*** Input data ***

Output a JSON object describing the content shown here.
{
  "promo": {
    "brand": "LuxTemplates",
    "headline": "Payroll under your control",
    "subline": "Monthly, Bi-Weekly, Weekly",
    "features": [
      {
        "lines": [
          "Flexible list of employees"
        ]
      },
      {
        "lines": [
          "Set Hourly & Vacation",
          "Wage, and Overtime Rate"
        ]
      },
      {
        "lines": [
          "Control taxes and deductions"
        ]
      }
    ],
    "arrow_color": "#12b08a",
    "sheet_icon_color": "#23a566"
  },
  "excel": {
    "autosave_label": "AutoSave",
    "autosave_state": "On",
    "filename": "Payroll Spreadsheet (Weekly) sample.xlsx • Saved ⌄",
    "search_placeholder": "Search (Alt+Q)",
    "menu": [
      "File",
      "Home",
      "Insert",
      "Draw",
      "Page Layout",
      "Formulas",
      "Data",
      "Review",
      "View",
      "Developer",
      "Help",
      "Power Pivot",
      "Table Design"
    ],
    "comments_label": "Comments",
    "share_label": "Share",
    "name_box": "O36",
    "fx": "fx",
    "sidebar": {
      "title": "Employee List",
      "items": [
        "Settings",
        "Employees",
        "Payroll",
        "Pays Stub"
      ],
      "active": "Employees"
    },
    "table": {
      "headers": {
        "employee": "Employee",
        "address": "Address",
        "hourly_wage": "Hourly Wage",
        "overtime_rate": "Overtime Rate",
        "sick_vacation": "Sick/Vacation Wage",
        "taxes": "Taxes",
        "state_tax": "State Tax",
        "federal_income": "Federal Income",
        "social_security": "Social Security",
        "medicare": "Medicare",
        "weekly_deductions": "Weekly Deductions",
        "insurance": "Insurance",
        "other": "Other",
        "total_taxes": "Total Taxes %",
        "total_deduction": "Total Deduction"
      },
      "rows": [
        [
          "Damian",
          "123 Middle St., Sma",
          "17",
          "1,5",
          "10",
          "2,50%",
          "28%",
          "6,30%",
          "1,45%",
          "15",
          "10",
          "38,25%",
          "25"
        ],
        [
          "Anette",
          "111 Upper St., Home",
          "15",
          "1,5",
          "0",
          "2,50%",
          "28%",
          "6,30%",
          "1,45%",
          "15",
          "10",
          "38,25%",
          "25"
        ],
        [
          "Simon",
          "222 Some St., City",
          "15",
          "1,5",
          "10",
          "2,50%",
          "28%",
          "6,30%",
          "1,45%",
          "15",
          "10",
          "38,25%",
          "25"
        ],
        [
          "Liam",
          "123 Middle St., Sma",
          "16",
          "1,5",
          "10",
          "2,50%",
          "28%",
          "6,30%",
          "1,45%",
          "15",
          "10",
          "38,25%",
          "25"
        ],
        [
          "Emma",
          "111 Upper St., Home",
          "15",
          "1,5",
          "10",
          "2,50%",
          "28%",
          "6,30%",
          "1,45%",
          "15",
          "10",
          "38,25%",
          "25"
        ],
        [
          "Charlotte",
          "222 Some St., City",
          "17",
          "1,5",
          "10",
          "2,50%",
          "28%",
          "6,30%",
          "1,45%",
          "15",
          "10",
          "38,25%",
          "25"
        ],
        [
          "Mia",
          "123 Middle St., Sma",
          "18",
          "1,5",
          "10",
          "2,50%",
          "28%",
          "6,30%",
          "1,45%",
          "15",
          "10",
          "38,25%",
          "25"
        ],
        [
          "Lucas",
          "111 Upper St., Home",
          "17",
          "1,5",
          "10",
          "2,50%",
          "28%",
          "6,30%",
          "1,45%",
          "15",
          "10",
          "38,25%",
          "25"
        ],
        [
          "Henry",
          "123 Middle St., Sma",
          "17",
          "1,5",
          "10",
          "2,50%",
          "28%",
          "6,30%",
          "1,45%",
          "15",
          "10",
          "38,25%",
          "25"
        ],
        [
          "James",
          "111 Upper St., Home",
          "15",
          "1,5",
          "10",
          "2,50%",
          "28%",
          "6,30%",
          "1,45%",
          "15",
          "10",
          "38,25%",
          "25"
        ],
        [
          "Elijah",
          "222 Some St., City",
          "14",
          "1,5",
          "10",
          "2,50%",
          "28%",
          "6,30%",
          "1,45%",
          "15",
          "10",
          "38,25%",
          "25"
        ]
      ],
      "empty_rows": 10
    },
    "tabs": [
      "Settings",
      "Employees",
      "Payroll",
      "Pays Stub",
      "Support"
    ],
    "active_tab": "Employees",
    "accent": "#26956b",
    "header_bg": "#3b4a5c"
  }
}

***

**To be done**
Make an exact copy of the data above.

**Task answer**
Output a JSON object describing the content shown here.
{
  "promo": {
    "brand": "LuxTemplates",
    "headline": "Payroll under your control",
    "subline": "Monthly, Bi-Weekly, Weekly",
    "features": [
      {
        "lines": [
          "Flexible list of employees"
        ]
      },
      {
        "lines": [
          "Set Hourly & Vacation",
          "Wage, and Overtime Rate"
        ]
      },
      {
        "lines": [
          "Control taxes and deductions"
        ]
      }
    ],
    "arrow_color": "#12b08a",
    "sheet_icon_color": "#23a566"
  },
  "excel": {
    "autosave_label": "AutoSave",
    "autosave_state": "On",
    "filename": "Payroll Spreadsheet (Weekly) sample.xlsx • Saved ⌄",
    "search_placeholder": "Search (Alt+Q)",
    "menu": [
      "File",
      "Home",
      "Insert",
      "Draw",
      "Page Layout",
      "Formulas",
      "Data",
      "Review",
      "View",
      "Developer",
      "Help",
      "Power Pivot",
      "Table Design"
    ],
    "comments_label": "Comments",
    "share_label": "Share",
    "name_box": "O36",
    "fx": "fx",
    "sidebar": {
      "title": "Employee List",
      "items": [
        "Settings",
        "Employees",
        "Payroll",
        "Pays Stub"
      ],
      "active": "Employees"
    },
    "table": {
      "headers": {
        "employee": "Employee",
        "address": "Address",
        "hourly_wage": "Hourly Wage",
        "overtime_rate": "Overtime Rate",
        "sick_vacation": "Sick/Vacation Wage",
        "taxes": "Taxes",
        "state_tax": "State Tax",
        "federal_income": "Federal Income",
        "social_security": "Social Security",
        "medicare": "Medicare",
        "weekly_deductions": "Weekly Deductions",
        "insurance": "Insurance",
        "other": "Other",
        "total_taxes": "Total Taxes %",
        "total_deduction": "Total Deduction"
      },
      "rows": [
        [
          "Damian",
          "123 Middle St., Sma",
          "17",
          "1,5",
          "10",
          "2,50%",
          "28%",
          "6,30%",
          "1,45%",
          "15",
          "10",
          "38,25%",
          "25"
        ],
        [
          "Anette",
          "111 Upper St., Home",
          "15",
          "1,5",
          "0",
          "2,50%",
          "28%",
          "6,30%",
          "1,45%",
          "15",
          "10",
          "38,25%",
          "25"
        ],
        [
          "Simon",
          "222 Some St., City",
          "15",
          "1,5",
          "10",
          "2,50%",
          "28%",
          "6,30%",
          "1,45%",
          "15",
          "10",
          "38,25%",
          "25"
        ],
        [
          "Liam",
          "123 Middle St., Sma",
          "16",
          "1,5",
          "10",
          "2,50%",
          "28%",
          "6,30%",
          "1,45%",
          "15",
          "10",
          "38,25%",
          "25"
        ],
        [
          "Emma",
          "111 Upper St., Home",
          "15",
          "1,5",
          "10",
          "2,50%",
          "28%",
          "6,30%",
          "1,45%",
          "15",
          "10",
          "38,25%",
          "25"
        ],
        [
          "Charlotte",
          "222 Some St., City",
          "17",
          "1,5",
          "10",
          "2,50%",
          "28%",
          "6,30%",
          "1,45%",
          "15",
          "10",
          "38,25%",
          "25"
        ],
        [
          "Mia",
          "123 Middle St., Sma",
          "18",
          "1,5",
          "10",
          "2,50%",
          "28%",
          "6,30%",
          "1,45%",
          "15",
          "10",
          "38,25%",
          "25"
        ],
        [
          "Lucas",
          "111 Upper St., Home",
          "17",
          "1,5",
          "10",
          "2,50%",
          "28%",
          "6,30%",
          "1,45%",
          "15",
          "10",
          "38,25%",
          "25"
        ],
        [
          "Henry",
          "123 Middle St., Sma",
          "17",
          "1,5",
          "10",
          "2,50%",
          "28%",
          "6,30%",
          "1,45%",
          "15",
          "10",
          "38,25%",
          "25"
        ],
        [
          "James",
          "111 Upper St., Home",
          "15",
          "1,5",
          "10",
          "2,50%",
          "28%",
          "6,30%",
          "1,45%",
          "15",
          "10",
          "38,25%",
          "25"
        ],
        [
          "Elijah",
          "222 Some St., City",
          "14",
          "1,5",
          "10",
          "2,50%",
          "28%",
          "6,30%",
          "1,45%",
          "15",
          "10",
          "38,25%",
          "25"
        ]
      ],
      "empty_rows": 10
    },
    "tabs": [
      "Settings",
      "Employees",
      "Payroll",
      "Pays Stub",
      "Support"
    ],
    "active_tab": "Employees",
    "accent": "#26956b",
    "header_bg": "#3b4a5c"
  }
}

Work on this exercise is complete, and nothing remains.